Task details: Omit the pictures and retype only the lines from the one containing "Extract the structured" through the end of the listing, both ends included.

━━━━━ Input records ━━━━━

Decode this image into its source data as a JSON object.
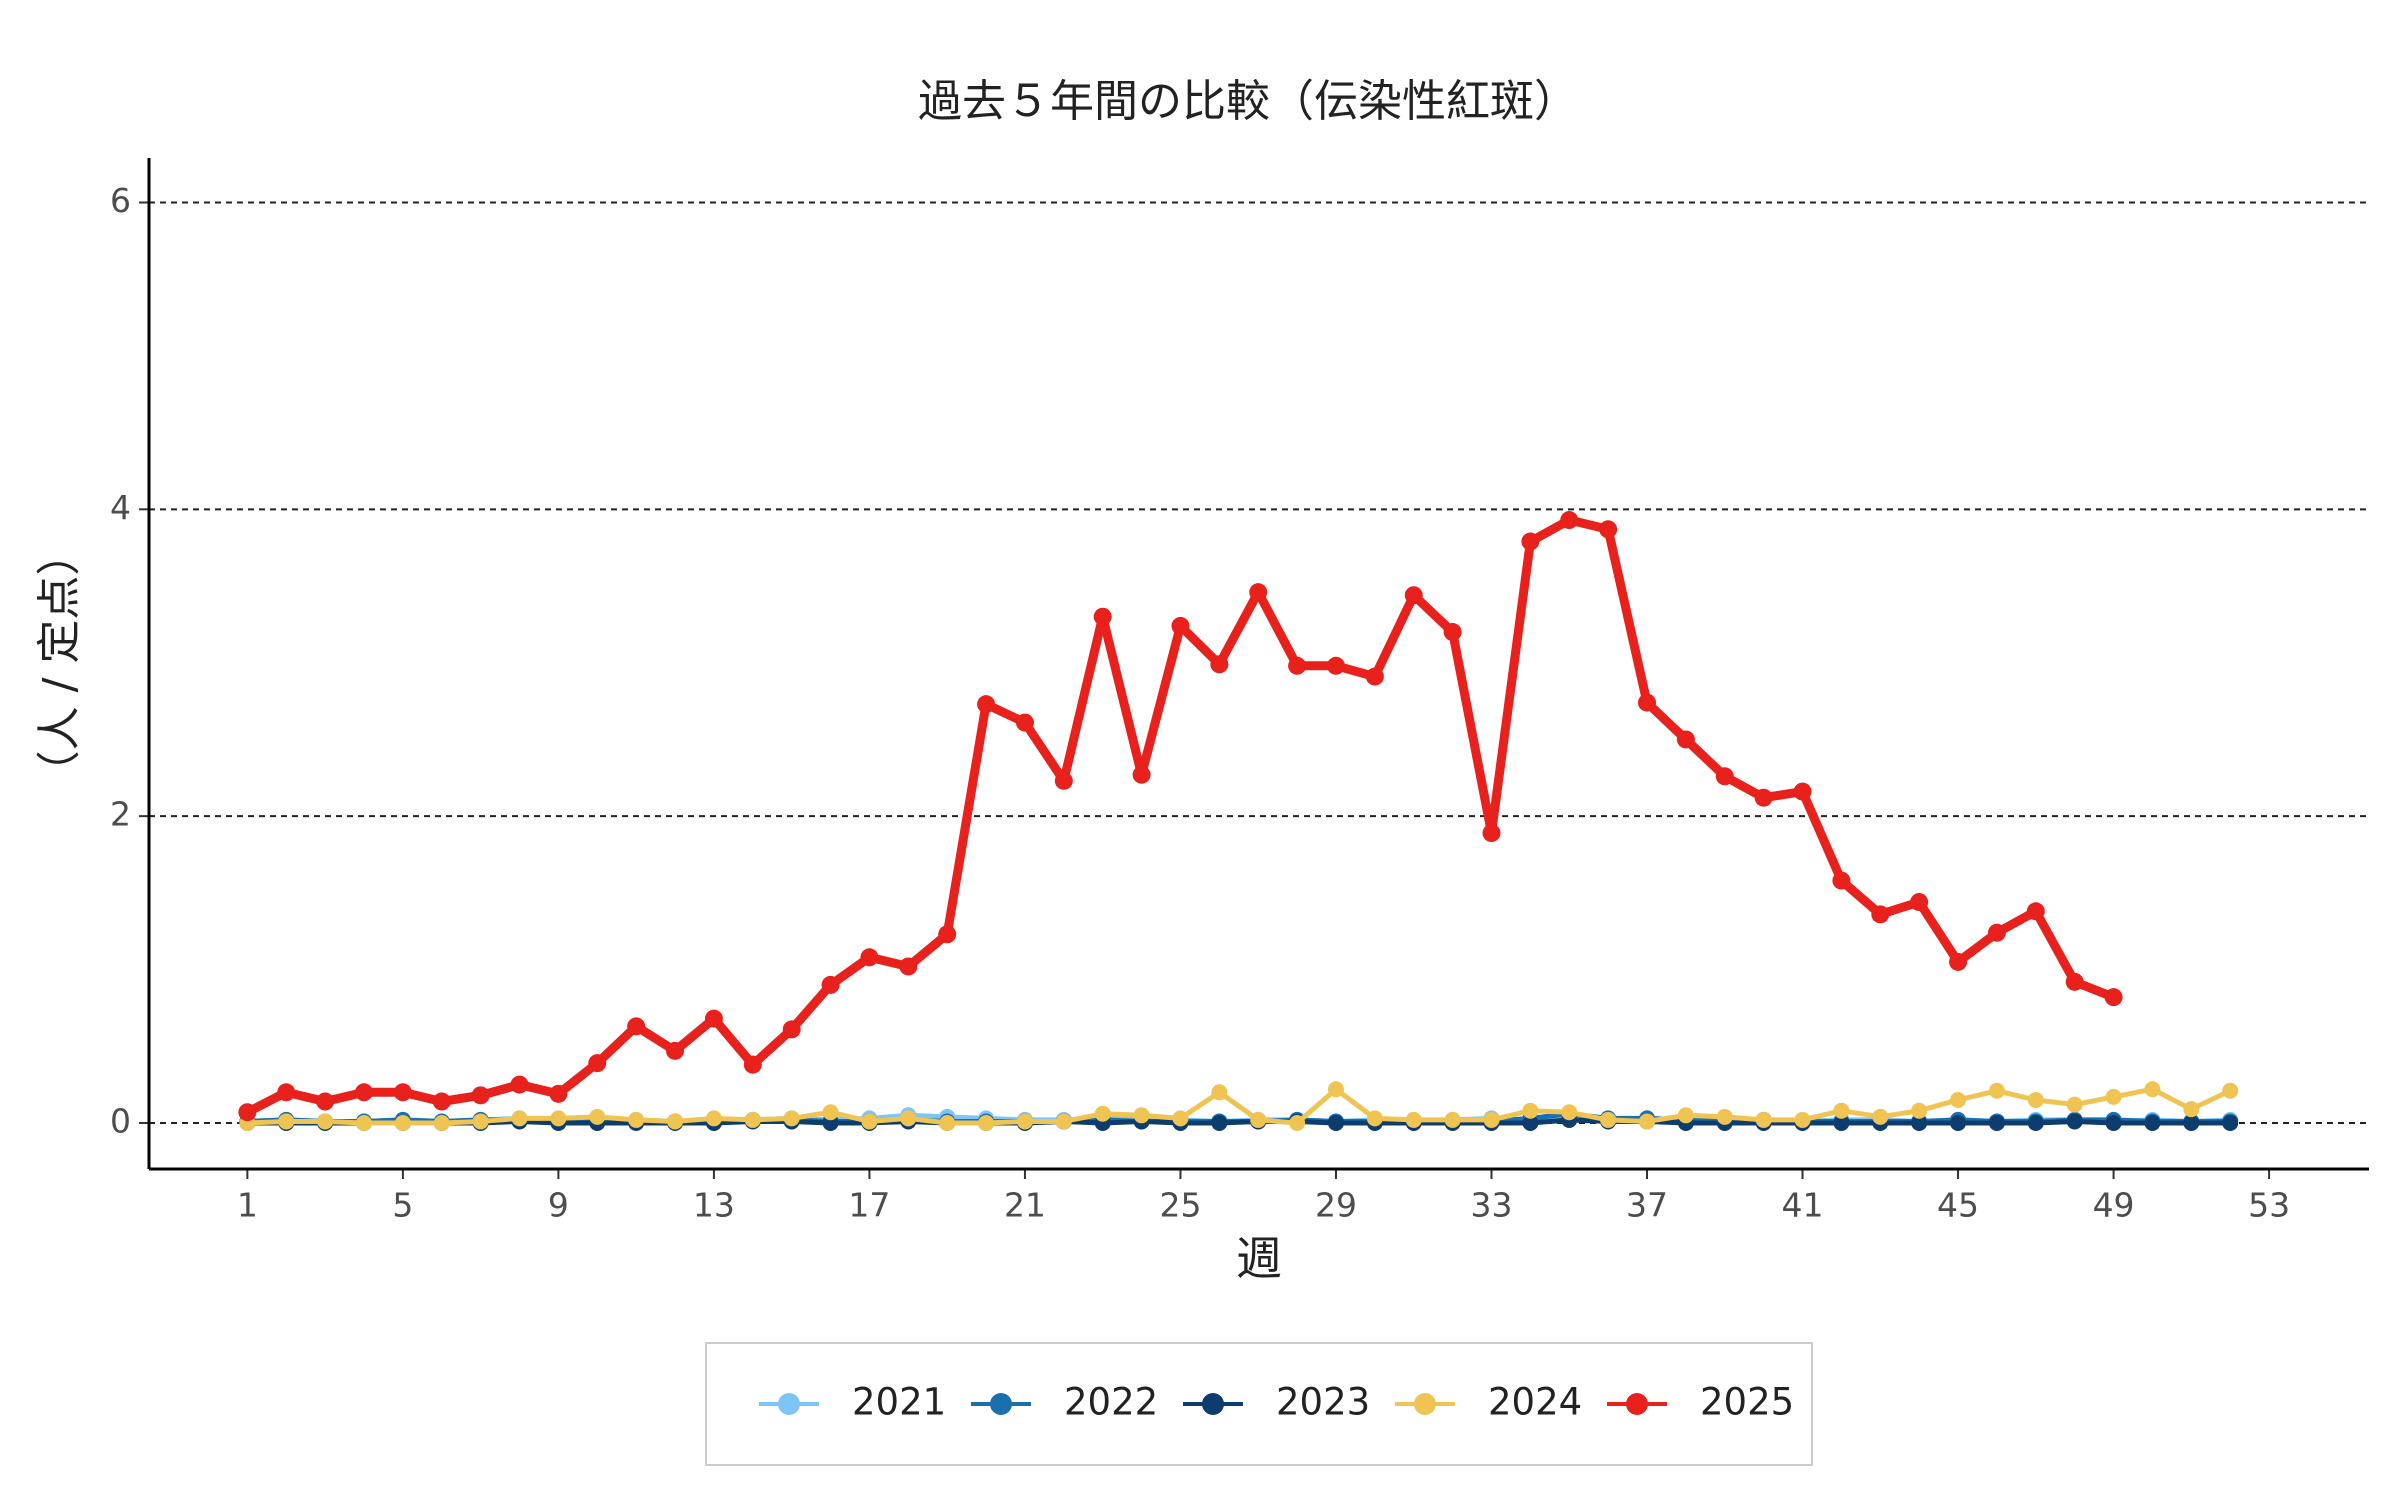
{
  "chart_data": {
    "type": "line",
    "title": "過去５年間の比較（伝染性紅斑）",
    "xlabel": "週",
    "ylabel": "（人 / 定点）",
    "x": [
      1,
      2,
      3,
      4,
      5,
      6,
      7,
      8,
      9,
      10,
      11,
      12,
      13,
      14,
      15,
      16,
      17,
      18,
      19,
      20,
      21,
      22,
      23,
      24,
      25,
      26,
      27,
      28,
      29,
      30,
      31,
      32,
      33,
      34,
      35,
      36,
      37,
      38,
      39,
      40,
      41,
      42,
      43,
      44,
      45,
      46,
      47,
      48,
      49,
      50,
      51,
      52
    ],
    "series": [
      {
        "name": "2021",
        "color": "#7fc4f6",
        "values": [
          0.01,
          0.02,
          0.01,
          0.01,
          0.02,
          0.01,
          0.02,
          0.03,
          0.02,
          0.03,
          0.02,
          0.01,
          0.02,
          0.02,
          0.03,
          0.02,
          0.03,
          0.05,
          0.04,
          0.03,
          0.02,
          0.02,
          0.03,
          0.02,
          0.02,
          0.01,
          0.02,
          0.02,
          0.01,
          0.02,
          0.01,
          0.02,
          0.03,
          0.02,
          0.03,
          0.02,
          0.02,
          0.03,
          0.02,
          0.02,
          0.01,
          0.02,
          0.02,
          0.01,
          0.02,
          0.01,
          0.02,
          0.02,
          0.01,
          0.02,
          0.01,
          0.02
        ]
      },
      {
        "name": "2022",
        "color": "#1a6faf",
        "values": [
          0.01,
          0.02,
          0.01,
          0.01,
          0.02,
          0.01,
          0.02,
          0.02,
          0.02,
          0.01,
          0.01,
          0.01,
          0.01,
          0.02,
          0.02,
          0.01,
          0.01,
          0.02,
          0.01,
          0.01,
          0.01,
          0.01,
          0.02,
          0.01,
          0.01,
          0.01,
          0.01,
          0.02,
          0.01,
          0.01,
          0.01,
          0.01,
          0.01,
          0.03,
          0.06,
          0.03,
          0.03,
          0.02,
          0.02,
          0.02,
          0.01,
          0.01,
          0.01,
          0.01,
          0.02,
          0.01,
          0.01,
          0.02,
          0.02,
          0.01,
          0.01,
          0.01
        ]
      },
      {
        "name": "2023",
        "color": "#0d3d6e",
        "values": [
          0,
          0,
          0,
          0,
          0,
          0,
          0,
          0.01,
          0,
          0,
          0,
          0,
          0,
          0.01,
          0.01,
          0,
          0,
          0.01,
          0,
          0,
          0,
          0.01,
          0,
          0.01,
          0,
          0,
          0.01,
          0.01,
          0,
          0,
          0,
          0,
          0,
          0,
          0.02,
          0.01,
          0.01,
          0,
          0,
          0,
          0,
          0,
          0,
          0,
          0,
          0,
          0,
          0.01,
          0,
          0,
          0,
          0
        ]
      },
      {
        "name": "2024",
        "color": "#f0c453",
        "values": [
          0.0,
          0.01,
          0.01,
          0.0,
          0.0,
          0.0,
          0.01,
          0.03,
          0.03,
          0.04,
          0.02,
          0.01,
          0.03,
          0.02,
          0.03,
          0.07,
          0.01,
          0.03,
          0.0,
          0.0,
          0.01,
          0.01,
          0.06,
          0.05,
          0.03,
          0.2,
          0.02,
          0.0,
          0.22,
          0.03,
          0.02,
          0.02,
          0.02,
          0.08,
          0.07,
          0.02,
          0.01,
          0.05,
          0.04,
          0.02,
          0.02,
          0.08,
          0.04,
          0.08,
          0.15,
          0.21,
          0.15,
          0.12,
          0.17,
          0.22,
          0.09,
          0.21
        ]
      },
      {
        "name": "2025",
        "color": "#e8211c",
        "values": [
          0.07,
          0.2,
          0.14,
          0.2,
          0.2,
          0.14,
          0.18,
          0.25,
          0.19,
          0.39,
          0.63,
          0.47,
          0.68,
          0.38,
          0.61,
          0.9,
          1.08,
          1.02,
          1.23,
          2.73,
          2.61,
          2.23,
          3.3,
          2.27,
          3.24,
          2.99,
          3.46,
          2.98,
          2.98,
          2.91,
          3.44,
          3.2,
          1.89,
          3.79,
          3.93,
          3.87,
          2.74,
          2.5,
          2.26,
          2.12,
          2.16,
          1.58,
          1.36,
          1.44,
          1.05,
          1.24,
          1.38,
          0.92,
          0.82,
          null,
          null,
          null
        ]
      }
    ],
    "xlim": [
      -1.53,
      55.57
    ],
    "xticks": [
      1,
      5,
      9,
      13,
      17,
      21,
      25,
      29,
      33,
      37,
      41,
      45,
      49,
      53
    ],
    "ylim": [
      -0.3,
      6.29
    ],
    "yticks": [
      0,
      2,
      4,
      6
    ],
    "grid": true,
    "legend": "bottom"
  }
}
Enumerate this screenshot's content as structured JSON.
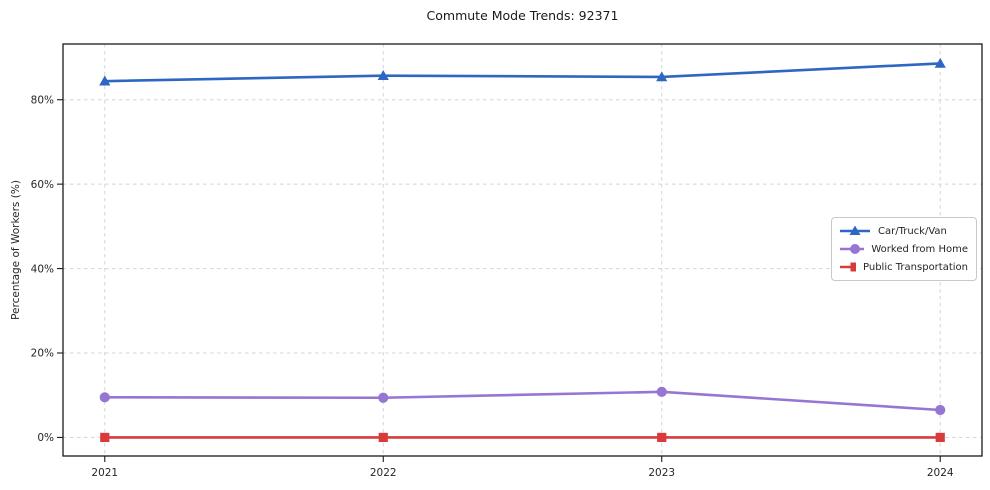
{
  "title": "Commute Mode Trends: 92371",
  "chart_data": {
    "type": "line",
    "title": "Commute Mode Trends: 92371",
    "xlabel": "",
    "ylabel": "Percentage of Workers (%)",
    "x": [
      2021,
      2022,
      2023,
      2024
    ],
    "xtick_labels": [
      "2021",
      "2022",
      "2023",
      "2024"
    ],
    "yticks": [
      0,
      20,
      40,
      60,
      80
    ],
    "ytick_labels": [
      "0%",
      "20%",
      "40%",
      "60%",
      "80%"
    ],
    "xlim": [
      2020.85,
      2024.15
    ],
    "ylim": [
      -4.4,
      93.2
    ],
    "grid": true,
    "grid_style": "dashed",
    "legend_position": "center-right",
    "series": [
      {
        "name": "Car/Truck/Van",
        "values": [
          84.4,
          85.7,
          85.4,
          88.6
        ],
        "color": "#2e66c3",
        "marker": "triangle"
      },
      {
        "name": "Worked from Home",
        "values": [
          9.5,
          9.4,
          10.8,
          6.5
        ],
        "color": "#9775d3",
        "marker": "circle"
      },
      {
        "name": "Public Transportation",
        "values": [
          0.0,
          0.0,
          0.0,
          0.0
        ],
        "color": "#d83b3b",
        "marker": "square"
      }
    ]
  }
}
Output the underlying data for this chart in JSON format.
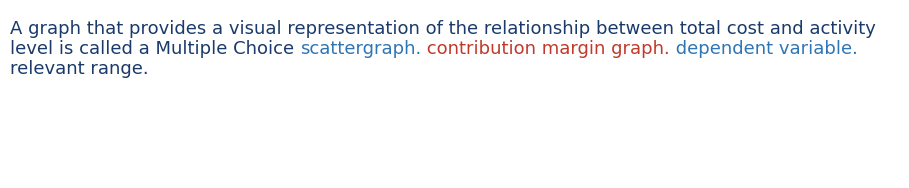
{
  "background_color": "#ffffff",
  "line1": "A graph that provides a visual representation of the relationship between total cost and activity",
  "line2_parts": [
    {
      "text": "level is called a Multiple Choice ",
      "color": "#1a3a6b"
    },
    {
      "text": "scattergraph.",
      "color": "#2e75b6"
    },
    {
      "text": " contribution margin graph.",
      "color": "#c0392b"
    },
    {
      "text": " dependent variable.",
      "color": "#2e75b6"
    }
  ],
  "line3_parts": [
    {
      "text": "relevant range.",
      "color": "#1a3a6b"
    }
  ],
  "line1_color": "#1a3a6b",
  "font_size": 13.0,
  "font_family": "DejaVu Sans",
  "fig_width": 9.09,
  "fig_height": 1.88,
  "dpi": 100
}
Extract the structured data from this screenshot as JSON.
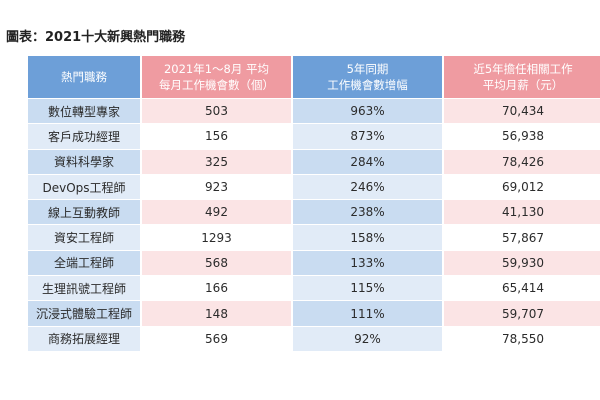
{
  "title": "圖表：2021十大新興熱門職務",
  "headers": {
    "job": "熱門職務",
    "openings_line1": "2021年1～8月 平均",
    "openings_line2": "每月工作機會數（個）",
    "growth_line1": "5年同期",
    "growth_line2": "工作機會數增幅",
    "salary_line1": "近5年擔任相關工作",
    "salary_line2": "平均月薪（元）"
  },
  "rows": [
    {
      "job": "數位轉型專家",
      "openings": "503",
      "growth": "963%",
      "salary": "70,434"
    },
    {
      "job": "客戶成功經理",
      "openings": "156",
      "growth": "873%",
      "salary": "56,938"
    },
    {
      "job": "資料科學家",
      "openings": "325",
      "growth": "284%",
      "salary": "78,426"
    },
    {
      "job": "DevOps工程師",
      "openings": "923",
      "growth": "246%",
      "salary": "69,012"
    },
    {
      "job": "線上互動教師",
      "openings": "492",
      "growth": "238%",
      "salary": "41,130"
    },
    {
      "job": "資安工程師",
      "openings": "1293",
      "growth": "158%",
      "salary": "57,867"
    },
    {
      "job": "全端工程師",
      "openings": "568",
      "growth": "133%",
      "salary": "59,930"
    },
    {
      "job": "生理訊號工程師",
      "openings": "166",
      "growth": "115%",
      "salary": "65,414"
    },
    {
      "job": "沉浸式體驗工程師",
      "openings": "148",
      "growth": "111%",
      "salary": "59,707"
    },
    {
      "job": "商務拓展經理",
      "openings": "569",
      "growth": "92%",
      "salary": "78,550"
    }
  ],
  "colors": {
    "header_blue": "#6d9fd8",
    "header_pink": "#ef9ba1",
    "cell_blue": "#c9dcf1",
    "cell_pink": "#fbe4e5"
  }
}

━━━━━

Written solution:
Extract the structured data from this screenshot as JSON.
{
  "title": "圖表：2021十大新興熱門職務",
  "headers": {
    "job": "熱門職務",
    "openings_line1": "2021年1～8月 平均",
    "openings_line2": "每月工作機會數（個）",
    "growth_line1": "5年同期",
    "growth_line2": "工作機會數增幅",
    "salary_line1": "近5年擔任相關工作",
    "salary_line2": "平均月薪（元）"
  },
  "rows": [
    {
      "job": "數位轉型專家",
      "openings": "503",
      "growth": "963%",
      "salary": "70,434"
    },
    {
      "job": "客戶成功經理",
      "openings": "156",
      "growth": "873%",
      "salary": "56,938"
    },
    {
      "job": "資料科學家",
      "openings": "325",
      "growth": "284%",
      "salary": "78,426"
    },
    {
      "job": "DevOps工程師",
      "openings": "923",
      "growth": "246%",
      "salary": "69,012"
    },
    {
      "job": "線上互動教師",
      "openings": "492",
      "growth": "238%",
      "salary": "41,130"
    },
    {
      "job": "資安工程師",
      "openings": "1293",
      "growth": "158%",
      "salary": "57,867"
    },
    {
      "job": "全端工程師",
      "openings": "568",
      "growth": "133%",
      "salary": "59,930"
    },
    {
      "job": "生理訊號工程師",
      "openings": "166",
      "growth": "115%",
      "salary": "65,414"
    },
    {
      "job": "沉浸式體驗工程師",
      "openings": "148",
      "growth": "111%",
      "salary": "59,707"
    },
    {
      "job": "商務拓展經理",
      "openings": "569",
      "growth": "92%",
      "salary": "78,550"
    }
  ],
  "colors": {
    "header_blue": "#6d9fd8",
    "header_pink": "#ef9ba1",
    "cell_blue": "#c9dcf1",
    "cell_pink": "#fbe4e5"
  }
}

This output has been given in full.